Extracted records —
* start *

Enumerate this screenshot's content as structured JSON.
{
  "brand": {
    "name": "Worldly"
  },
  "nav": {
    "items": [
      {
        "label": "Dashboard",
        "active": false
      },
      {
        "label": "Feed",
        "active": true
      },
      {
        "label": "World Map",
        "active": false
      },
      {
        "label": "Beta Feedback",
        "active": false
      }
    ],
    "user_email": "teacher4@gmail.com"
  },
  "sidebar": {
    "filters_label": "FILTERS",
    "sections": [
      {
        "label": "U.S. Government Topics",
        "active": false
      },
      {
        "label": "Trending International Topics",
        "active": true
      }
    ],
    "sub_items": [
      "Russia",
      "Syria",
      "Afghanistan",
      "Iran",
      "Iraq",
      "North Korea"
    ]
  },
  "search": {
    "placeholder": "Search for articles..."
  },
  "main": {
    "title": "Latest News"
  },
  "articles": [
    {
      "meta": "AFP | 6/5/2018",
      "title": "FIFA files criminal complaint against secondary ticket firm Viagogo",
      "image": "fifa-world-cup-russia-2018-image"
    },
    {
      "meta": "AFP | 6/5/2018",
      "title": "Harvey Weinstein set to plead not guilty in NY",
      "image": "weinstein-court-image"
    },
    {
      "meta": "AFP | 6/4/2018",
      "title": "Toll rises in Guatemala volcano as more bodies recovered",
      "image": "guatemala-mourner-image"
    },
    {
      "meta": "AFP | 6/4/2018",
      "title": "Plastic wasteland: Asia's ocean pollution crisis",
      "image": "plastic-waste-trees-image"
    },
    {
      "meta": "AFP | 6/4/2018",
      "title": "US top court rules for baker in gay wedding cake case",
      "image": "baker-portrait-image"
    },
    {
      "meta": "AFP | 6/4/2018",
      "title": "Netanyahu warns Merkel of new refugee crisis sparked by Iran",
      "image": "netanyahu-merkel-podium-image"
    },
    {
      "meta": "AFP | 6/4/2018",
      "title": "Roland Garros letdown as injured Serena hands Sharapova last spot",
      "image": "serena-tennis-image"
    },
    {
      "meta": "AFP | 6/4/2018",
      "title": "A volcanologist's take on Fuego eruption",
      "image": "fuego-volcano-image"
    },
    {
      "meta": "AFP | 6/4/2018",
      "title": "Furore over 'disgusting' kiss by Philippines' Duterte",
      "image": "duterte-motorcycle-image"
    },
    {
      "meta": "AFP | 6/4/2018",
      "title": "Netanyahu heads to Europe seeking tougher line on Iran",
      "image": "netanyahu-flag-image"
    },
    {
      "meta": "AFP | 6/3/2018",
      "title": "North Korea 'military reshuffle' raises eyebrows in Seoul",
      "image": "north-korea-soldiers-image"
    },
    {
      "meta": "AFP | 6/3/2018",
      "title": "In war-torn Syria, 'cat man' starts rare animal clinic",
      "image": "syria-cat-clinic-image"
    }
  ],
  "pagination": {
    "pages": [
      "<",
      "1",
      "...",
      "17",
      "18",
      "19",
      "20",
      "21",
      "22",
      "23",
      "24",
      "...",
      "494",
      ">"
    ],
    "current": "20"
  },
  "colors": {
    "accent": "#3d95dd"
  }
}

* end *

The request — Copy the records above exactly.

Response to the exercise —
Enumerate this screenshot's content as structured JSON.
{
  "brand": {
    "name": "Worldly"
  },
  "nav": {
    "items": [
      {
        "label": "Dashboard",
        "active": false
      },
      {
        "label": "Feed",
        "active": true
      },
      {
        "label": "World Map",
        "active": false
      },
      {
        "label": "Beta Feedback",
        "active": false
      }
    ],
    "user_email": "teacher4@gmail.com"
  },
  "sidebar": {
    "filters_label": "FILTERS",
    "sections": [
      {
        "label": "U.S. Government Topics",
        "active": false
      },
      {
        "label": "Trending International Topics",
        "active": true
      }
    ],
    "sub_items": [
      "Russia",
      "Syria",
      "Afghanistan",
      "Iran",
      "Iraq",
      "North Korea"
    ]
  },
  "search": {
    "placeholder": "Search for articles..."
  },
  "main": {
    "title": "Latest News"
  },
  "articles": [
    {
      "meta": "AFP | 6/5/2018",
      "title": "FIFA files criminal complaint against secondary ticket firm Viagogo",
      "image": "fifa-world-cup-russia-2018-image"
    },
    {
      "meta": "AFP | 6/5/2018",
      "title": "Harvey Weinstein set to plead not guilty in NY",
      "image": "weinstein-court-image"
    },
    {
      "meta": "AFP | 6/4/2018",
      "title": "Toll rises in Guatemala volcano as more bodies recovered",
      "image": "guatemala-mourner-image"
    },
    {
      "meta": "AFP | 6/4/2018",
      "title": "Plastic wasteland: Asia's ocean pollution crisis",
      "image": "plastic-waste-trees-image"
    },
    {
      "meta": "AFP | 6/4/2018",
      "title": "US top court rules for baker in gay wedding cake case",
      "image": "baker-portrait-image"
    },
    {
      "meta": "AFP | 6/4/2018",
      "title": "Netanyahu warns Merkel of new refugee crisis sparked by Iran",
      "image": "netanyahu-merkel-podium-image"
    },
    {
      "meta": "AFP | 6/4/2018",
      "title": "Roland Garros letdown as injured Serena hands Sharapova last spot",
      "image": "serena-tennis-image"
    },
    {
      "meta": "AFP | 6/4/2018",
      "title": "A volcanologist's take on Fuego eruption",
      "image": "fuego-volcano-image"
    },
    {
      "meta": "AFP | 6/4/2018",
      "title": "Furore over 'disgusting' kiss by Philippines' Duterte",
      "image": "duterte-motorcycle-image"
    },
    {
      "meta": "AFP | 6/4/2018",
      "title": "Netanyahu heads to Europe seeking tougher line on Iran",
      "image": "netanyahu-flag-image"
    },
    {
      "meta": "AFP | 6/3/2018",
      "title": "North Korea 'military reshuffle' raises eyebrows in Seoul",
      "image": "north-korea-soldiers-image"
    },
    {
      "meta": "AFP | 6/3/2018",
      "title": "In war-torn Syria, 'cat man' starts rare animal clinic",
      "image": "syria-cat-clinic-image"
    }
  ],
  "pagination": {
    "pages": [
      "<",
      "1",
      "...",
      "17",
      "18",
      "19",
      "20",
      "21",
      "22",
      "23",
      "24",
      "...",
      "494",
      ">"
    ],
    "current": "20"
  },
  "colors": {
    "accent": "#3d95dd"
  }
}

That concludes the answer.